#### Written task
Among the entries below, count the lines that contain the word "name". Write down only the total.

#### Data for processing
• • •

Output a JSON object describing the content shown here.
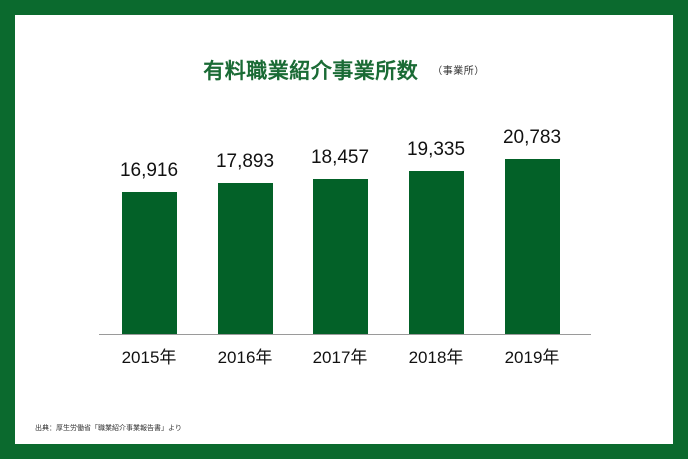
{
  "chart_data": {
    "type": "bar",
    "title": "有料職業紹介事業所数",
    "unit_label": "（事業所）",
    "categories": [
      "2015年",
      "2016年",
      "2017年",
      "2018年",
      "2019年"
    ],
    "values": [
      16916,
      17893,
      18457,
      19335,
      20783
    ],
    "value_labels": [
      "16,916",
      "17,893",
      "18,457",
      "19,335",
      "20,783"
    ],
    "xlabel": "",
    "ylabel": "",
    "ylim": [
      0,
      23000
    ],
    "grid": false,
    "legend": null,
    "bar_color": "#036128",
    "annotations": [
      "出典：厚生労働省「職業紹介事業報告書」より"
    ]
  },
  "theme": {
    "frame_color": "#0b6a2e",
    "title_color": "#1a6b35"
  },
  "footer": {
    "source": "出典：厚生労働省「職業紹介事業報告書」より"
  }
}
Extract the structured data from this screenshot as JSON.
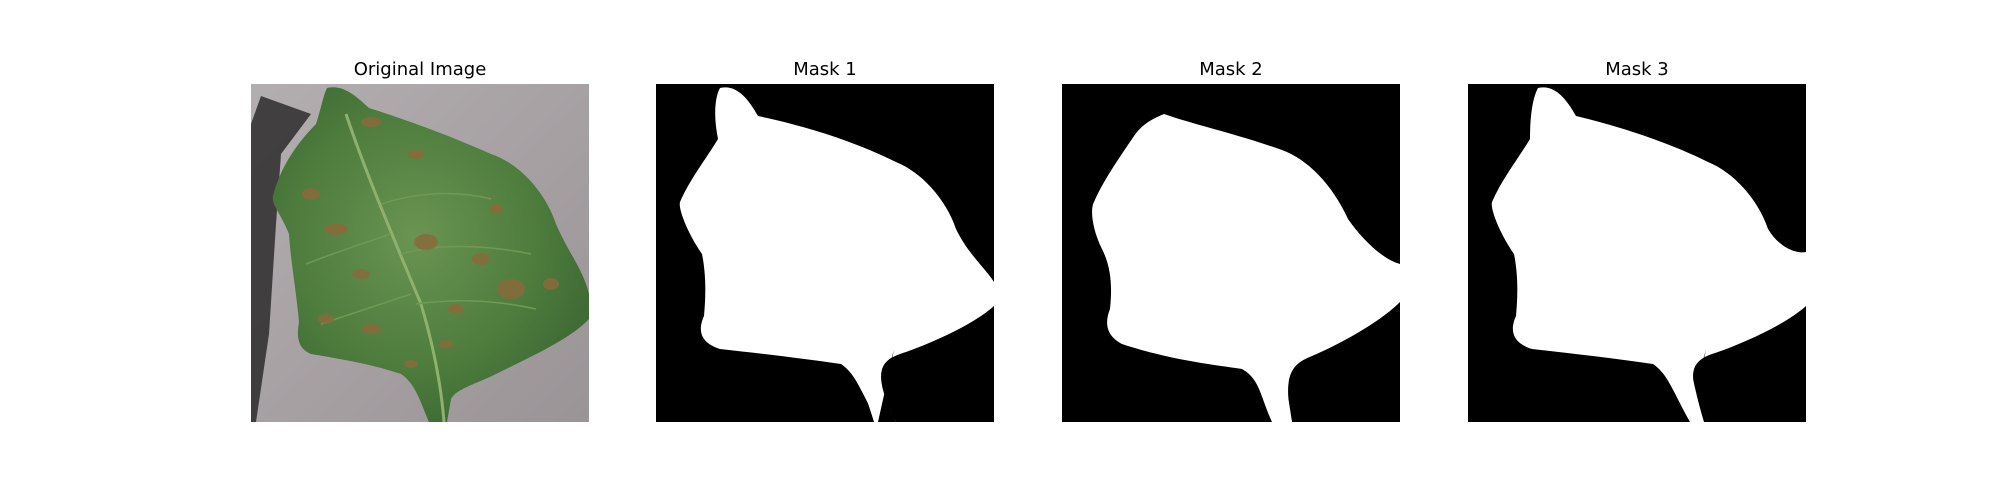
{
  "panels": [
    {
      "title": "Original Image"
    },
    {
      "title": "Mask 1"
    },
    {
      "title": "Mask 2"
    },
    {
      "title": "Mask 3"
    }
  ],
  "colors": {
    "background": "#ffffff",
    "mask_background": "#000000",
    "mask_foreground": "#ffffff",
    "leaf_green": "#4d7c3d",
    "leaf_spot": "#8a6a3c",
    "surface_gray": "#a59fa2"
  }
}
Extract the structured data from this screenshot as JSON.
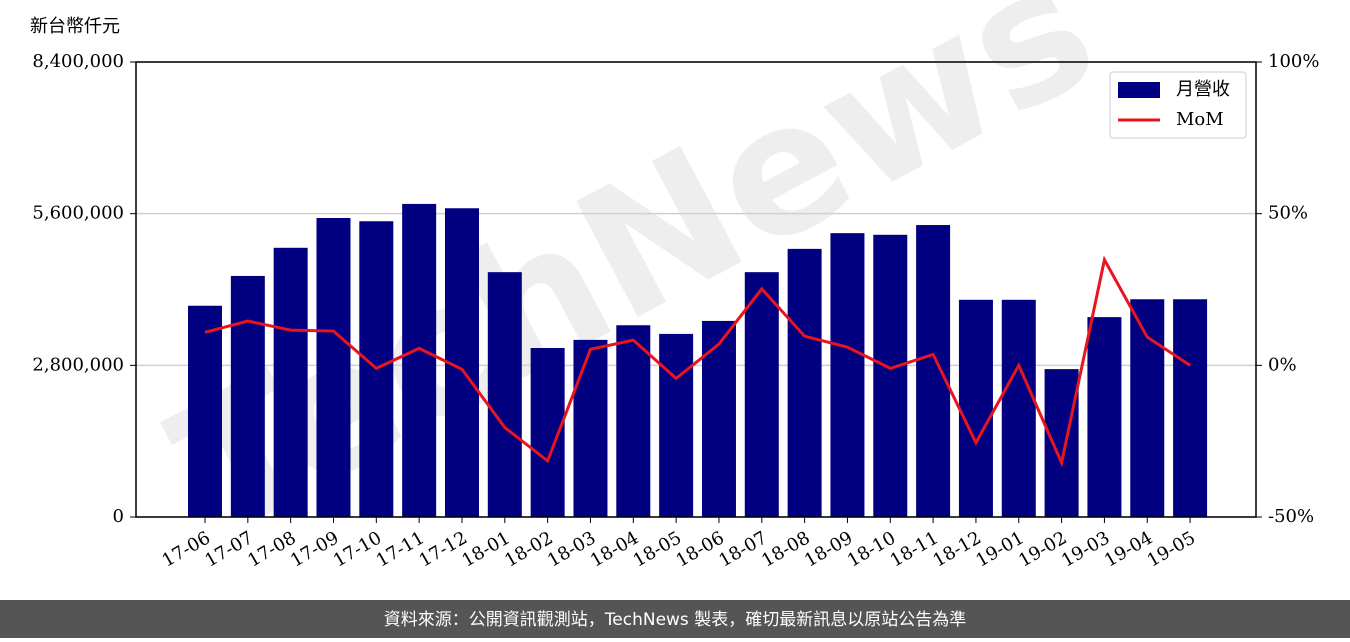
{
  "chart_data": {
    "type": "bar-line",
    "y_label": "新台幣仟元",
    "watermark": "TechNews",
    "source": "資料來源：公開資訊觀測站，TechNews 製表，確切最新訊息以原站公告為準",
    "categories": [
      "17-06",
      "17-07",
      "17-08",
      "17-09",
      "17-10",
      "17-11",
      "17-12",
      "18-01",
      "18-02",
      "18-03",
      "18-04",
      "18-05",
      "18-06",
      "18-07",
      "18-08",
      "18-09",
      "18-10",
      "18-11",
      "18-12",
      "19-01",
      "19-02",
      "19-03",
      "19-04",
      "19-05"
    ],
    "series": [
      {
        "name": "月營收",
        "type": "bar",
        "color": "#000080",
        "values": [
          3900000,
          4450000,
          4970000,
          5520000,
          5460000,
          5780000,
          5700000,
          4520000,
          3120000,
          3270000,
          3540000,
          3380000,
          3620000,
          4520000,
          4950000,
          5240000,
          5210000,
          5390000,
          4010000,
          4010000,
          2730000,
          3690000,
          4020000,
          4020000
        ]
      },
      {
        "name": "MoM",
        "type": "line",
        "axis": "y2",
        "color": "#e8141e",
        "values": [
          10.9,
          14.6,
          11.6,
          11.3,
          -1.0,
          5.6,
          -1.3,
          -20.5,
          -31.5,
          5.3,
          8.3,
          -4.3,
          7.0,
          25.2,
          9.6,
          6.0,
          -1.0,
          3.6,
          -25.5,
          0,
          -32.1,
          34.8,
          9.3,
          0
        ]
      }
    ],
    "ylim": [
      0,
      8400000
    ],
    "yticks": [
      0,
      {
        "value": 2800000,
        "label": "2,800,000"
      },
      {
        "value": 5600000,
        "label": "5,600,000"
      },
      {
        "value": 8400000,
        "label": "8,400,000"
      }
    ],
    "y2lim": [
      -50,
      100
    ],
    "y2ticks": [
      {
        "value": -50,
        "label": "-50%"
      },
      {
        "value": 0,
        "label": "0%"
      },
      {
        "value": 50,
        "label": "50%"
      },
      {
        "value": 100,
        "label": "100%"
      }
    ],
    "grid": true,
    "legend": "upper right"
  }
}
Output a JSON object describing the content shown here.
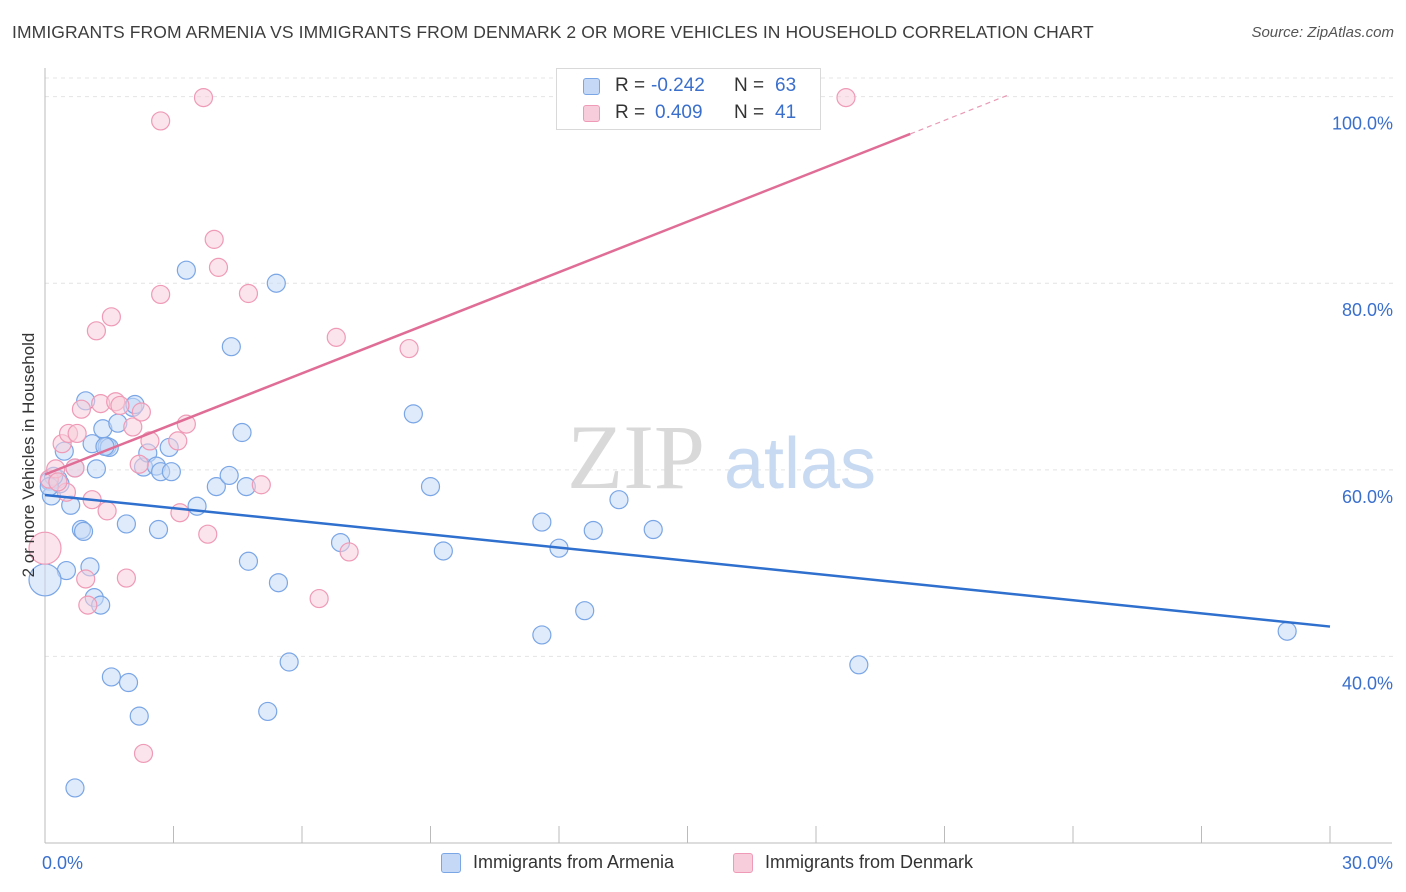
{
  "title": "IMMIGRANTS FROM ARMENIA VS IMMIGRANTS FROM DENMARK 2 OR MORE VEHICLES IN HOUSEHOLD CORRELATION CHART",
  "source": "Source: ZipAtlas.com",
  "watermark": {
    "zip": "ZIP",
    "atlas": "atlas"
  },
  "legend": {
    "rows": [
      {
        "r_label": "R =",
        "r_value": "-0.242",
        "n_label": "N =",
        "n_value": "63"
      },
      {
        "r_label": "R =",
        "r_value": "0.409",
        "n_label": "N =",
        "n_value": "41"
      }
    ]
  },
  "chart_data": {
    "type": "scatter",
    "title": "IMMIGRANTS FROM ARMENIA VS IMMIGRANTS FROM DENMARK 2 OR MORE VEHICLES IN HOUSEHOLD CORRELATION CHART",
    "xlabel": "",
    "ylabel": "2 or more Vehicles in Household",
    "xlim": [
      0,
      30
    ],
    "ylim": [
      20,
      102
    ],
    "x_tick_labels": [
      "0.0%",
      "30.0%"
    ],
    "y_ticks": [
      40,
      60,
      80,
      100
    ],
    "y_tick_labels": [
      "40.0%",
      "60.0%",
      "80.0%",
      "100.0%"
    ],
    "grid": true,
    "legend_position": "top-center",
    "series": [
      {
        "name": "Immigrants from Armenia",
        "color": "#7aa6e6",
        "fill": "#c5d8f5",
        "trend_color": "#2f6fce",
        "trend": {
          "x": [
            0,
            30
          ],
          "y": [
            57.3,
            43.2
          ]
        },
        "points": [
          {
            "x": 0.1,
            "y": 58.8
          },
          {
            "x": 0.15,
            "y": 57.2
          },
          {
            "x": 0.3,
            "y": 59.0
          },
          {
            "x": 0.35,
            "y": 58.5
          },
          {
            "x": 0.45,
            "y": 62.0
          },
          {
            "x": 0.5,
            "y": 49.2
          },
          {
            "x": 0.6,
            "y": 56.2
          },
          {
            "x": 0.7,
            "y": 60.2
          },
          {
            "x": 0.85,
            "y": 53.6
          },
          {
            "x": 0.9,
            "y": 53.4
          },
          {
            "x": 0.95,
            "y": 67.4
          },
          {
            "x": 1.05,
            "y": 49.6
          },
          {
            "x": 1.1,
            "y": 62.8
          },
          {
            "x": 1.15,
            "y": 46.3
          },
          {
            "x": 1.2,
            "y": 60.1
          },
          {
            "x": 1.3,
            "y": 45.5
          },
          {
            "x": 1.35,
            "y": 64.4
          },
          {
            "x": 1.45,
            "y": 62.5
          },
          {
            "x": 1.5,
            "y": 62.4
          },
          {
            "x": 1.55,
            "y": 37.8
          },
          {
            "x": 1.7,
            "y": 65.0
          },
          {
            "x": 1.9,
            "y": 54.2
          },
          {
            "x": 1.95,
            "y": 37.2
          },
          {
            "x": 2.05,
            "y": 66.7
          },
          {
            "x": 2.1,
            "y": 67.0
          },
          {
            "x": 2.2,
            "y": 33.6
          },
          {
            "x": 2.3,
            "y": 60.3
          },
          {
            "x": 2.4,
            "y": 61.8
          },
          {
            "x": 2.6,
            "y": 60.4
          },
          {
            "x": 2.65,
            "y": 53.6
          },
          {
            "x": 2.7,
            "y": 59.8
          },
          {
            "x": 2.9,
            "y": 62.4
          },
          {
            "x": 2.95,
            "y": 59.8
          },
          {
            "x": 3.3,
            "y": 81.4
          },
          {
            "x": 3.55,
            "y": 56.1
          },
          {
            "x": 4.0,
            "y": 58.2
          },
          {
            "x": 4.3,
            "y": 59.4
          },
          {
            "x": 4.35,
            "y": 73.2
          },
          {
            "x": 4.6,
            "y": 64.0
          },
          {
            "x": 4.7,
            "y": 58.2
          },
          {
            "x": 4.75,
            "y": 50.2
          },
          {
            "x": 5.2,
            "y": 34.1
          },
          {
            "x": 5.4,
            "y": 80.0
          },
          {
            "x": 5.45,
            "y": 47.9
          },
          {
            "x": 5.7,
            "y": 39.4
          },
          {
            "x": 6.9,
            "y": 52.2
          },
          {
            "x": 8.6,
            "y": 66.0
          },
          {
            "x": 9.0,
            "y": 58.2
          },
          {
            "x": 9.3,
            "y": 51.3
          },
          {
            "x": 11.6,
            "y": 54.4
          },
          {
            "x": 11.6,
            "y": 42.3
          },
          {
            "x": 12.0,
            "y": 51.6
          },
          {
            "x": 12.6,
            "y": 44.9
          },
          {
            "x": 12.8,
            "y": 53.5
          },
          {
            "x": 13.4,
            "y": 56.8
          },
          {
            "x": 14.2,
            "y": 53.6
          },
          {
            "x": 19.0,
            "y": 39.1
          },
          {
            "x": 29.0,
            "y": 42.7
          },
          {
            "x": 0.0,
            "y": 48.2
          },
          {
            "x": 0.7,
            "y": 25.9
          },
          {
            "x": 0.2,
            "y": 59.3
          },
          {
            "x": 0.1,
            "y": 58.2
          },
          {
            "x": 1.4,
            "y": 62.5
          }
        ]
      },
      {
        "name": "Immigrants from Denmark",
        "color": "#ef9ab6",
        "fill": "#f8cddb",
        "trend_color": "#e06d96",
        "trend": {
          "x": [
            0,
            20.2
          ],
          "y": [
            59.5,
            96.0
          ]
        },
        "trend_extension": {
          "x": [
            20.2,
            22.5
          ],
          "y": [
            96.0,
            100.2
          ]
        },
        "points": [
          {
            "x": 0.1,
            "y": 59.0
          },
          {
            "x": 0.4,
            "y": 62.8
          },
          {
            "x": 0.5,
            "y": 57.6
          },
          {
            "x": 0.55,
            "y": 63.9
          },
          {
            "x": 0.7,
            "y": 60.2
          },
          {
            "x": 0.75,
            "y": 63.9
          },
          {
            "x": 0.85,
            "y": 66.5
          },
          {
            "x": 0.95,
            "y": 48.3
          },
          {
            "x": 1.0,
            "y": 45.5
          },
          {
            "x": 1.1,
            "y": 56.8
          },
          {
            "x": 1.2,
            "y": 74.9
          },
          {
            "x": 1.3,
            "y": 67.1
          },
          {
            "x": 1.45,
            "y": 55.6
          },
          {
            "x": 1.55,
            "y": 76.4
          },
          {
            "x": 1.65,
            "y": 67.3
          },
          {
            "x": 1.75,
            "y": 66.9
          },
          {
            "x": 1.9,
            "y": 48.4
          },
          {
            "x": 2.05,
            "y": 64.6
          },
          {
            "x": 2.2,
            "y": 60.6
          },
          {
            "x": 2.25,
            "y": 66.2
          },
          {
            "x": 2.3,
            "y": 29.6
          },
          {
            "x": 2.45,
            "y": 63.1
          },
          {
            "x": 2.7,
            "y": 97.4
          },
          {
            "x": 2.7,
            "y": 78.8
          },
          {
            "x": 3.1,
            "y": 63.1
          },
          {
            "x": 3.15,
            "y": 55.4
          },
          {
            "x": 3.3,
            "y": 64.9
          },
          {
            "x": 3.7,
            "y": 99.9
          },
          {
            "x": 3.8,
            "y": 53.1
          },
          {
            "x": 3.95,
            "y": 84.7
          },
          {
            "x": 4.05,
            "y": 81.7
          },
          {
            "x": 4.75,
            "y": 78.9
          },
          {
            "x": 5.05,
            "y": 58.4
          },
          {
            "x": 6.4,
            "y": 46.2
          },
          {
            "x": 6.8,
            "y": 74.2
          },
          {
            "x": 7.1,
            "y": 51.2
          },
          {
            "x": 8.5,
            "y": 73.0
          },
          {
            "x": 18.7,
            "y": 99.9
          },
          {
            "x": 0.0,
            "y": 51.6
          },
          {
            "x": 0.25,
            "y": 60.1
          },
          {
            "x": 0.3,
            "y": 58.7
          }
        ]
      }
    ]
  }
}
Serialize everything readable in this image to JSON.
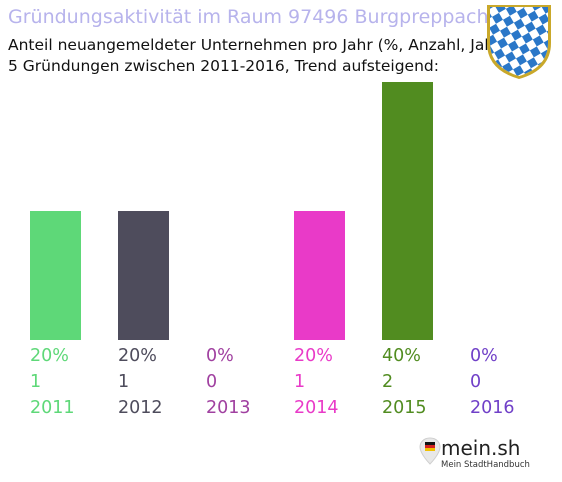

• • •

#### Exercise solution
4